======== Provided material ========

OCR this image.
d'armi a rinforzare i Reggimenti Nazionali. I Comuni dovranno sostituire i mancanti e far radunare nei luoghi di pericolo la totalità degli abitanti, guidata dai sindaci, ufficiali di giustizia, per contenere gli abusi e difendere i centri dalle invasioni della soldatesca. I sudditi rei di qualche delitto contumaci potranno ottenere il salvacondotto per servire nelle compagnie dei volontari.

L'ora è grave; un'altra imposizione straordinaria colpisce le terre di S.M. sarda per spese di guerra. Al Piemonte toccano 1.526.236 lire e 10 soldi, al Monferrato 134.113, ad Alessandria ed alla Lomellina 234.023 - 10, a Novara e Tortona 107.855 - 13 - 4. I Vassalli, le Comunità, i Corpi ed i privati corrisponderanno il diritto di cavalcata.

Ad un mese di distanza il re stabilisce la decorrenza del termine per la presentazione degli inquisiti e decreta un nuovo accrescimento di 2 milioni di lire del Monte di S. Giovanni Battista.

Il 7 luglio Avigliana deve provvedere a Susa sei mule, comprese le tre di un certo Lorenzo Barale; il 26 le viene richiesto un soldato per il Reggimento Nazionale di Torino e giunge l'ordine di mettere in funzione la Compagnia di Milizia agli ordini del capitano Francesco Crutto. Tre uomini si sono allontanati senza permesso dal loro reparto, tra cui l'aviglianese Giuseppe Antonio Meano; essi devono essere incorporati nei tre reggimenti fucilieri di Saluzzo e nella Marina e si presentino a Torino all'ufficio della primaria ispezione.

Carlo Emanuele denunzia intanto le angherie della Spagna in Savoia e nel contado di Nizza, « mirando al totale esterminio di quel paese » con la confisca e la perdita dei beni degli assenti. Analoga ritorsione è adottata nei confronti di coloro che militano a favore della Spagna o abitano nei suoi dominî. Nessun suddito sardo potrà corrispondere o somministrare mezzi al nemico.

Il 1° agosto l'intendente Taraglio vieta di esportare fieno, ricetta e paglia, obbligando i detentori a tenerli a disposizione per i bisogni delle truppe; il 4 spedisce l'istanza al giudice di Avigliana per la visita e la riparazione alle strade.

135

========

*What the task asks:* Using the data above, print every record exactly as shown.

*Complete output:*
OCR this image.
d'armi a rinforzare i Reggimenti Nazionali. I Comuni dovranno sostituire i mancanti e far radunare nei luoghi di pericolo la totalità degli abitanti, guidata dai sindaci, ufficiali di giustizia, per contenere gli abusi e difendere i centri dalle invasioni della soldatesca. I sudditi rei di qualche delitto contumaci potranno ottenere il salvacondotto per servire nelle compagnie dei volontari.

L'ora è grave; un'altra imposizione straordinaria colpisce le terre di S.M. sarda per spese di guerra. Al Piemonte toccano 1.526.236 lire e 10 soldi, al Monferrato 134.113, ad Alessandria ed alla Lomellina 234.023 - 10, a Novara e Tortona 107.855 - 13 - 4. I Vassalli, le Comunità, i Corpi ed i privati corrisponderanno il diritto di cavalcata.

Ad un mese di distanza il re stabilisce la decorrenza del termine per la presentazione degli inquisiti e decreta un nuovo accrescimento di 2 milioni di lire del Monte di S. Giovanni Battista.

Il 7 luglio Avigliana deve provvedere a Susa sei mule, comprese le tre di un certo Lorenzo Barale; il 26 le viene richiesto un soldato per il Reggimento Nazionale di Torino e giunge l'ordine di mettere in funzione la Compagnia di Milizia agli ordini del capitano Francesco Crutto. Tre uomini si sono allontanati senza permesso dal loro reparto, tra cui l'aviglianese Giuseppe Antonio Meano; essi devono essere incorporati nei tre reggimenti fucilieri di Saluzzo e nella Marina e si presentino a Torino all'ufficio della primaria ispezione.

Carlo Emanuele denunzia intanto le angherie della Spagna in Savoia e nel contado di Nizza, « mirando al totale esterminio di quel paese » con la confisca e la perdita dei beni degli assenti. Analoga ritorsione è adottata nei confronti di coloro che militano a favore della Spagna o abitano nei suoi dominî. Nessun suddito sardo potrà corrispondere o somministrare mezzi al nemico.

Il 1° agosto l'intendente Taraglio vieta di esportare fieno, ricetta e paglia, obbligando i detentori a tenerli a disposizione per i bisogni delle truppe; il 4 spedisce l'istanza al giudice di Avigliana per la visita e la riparazione alle strade.

135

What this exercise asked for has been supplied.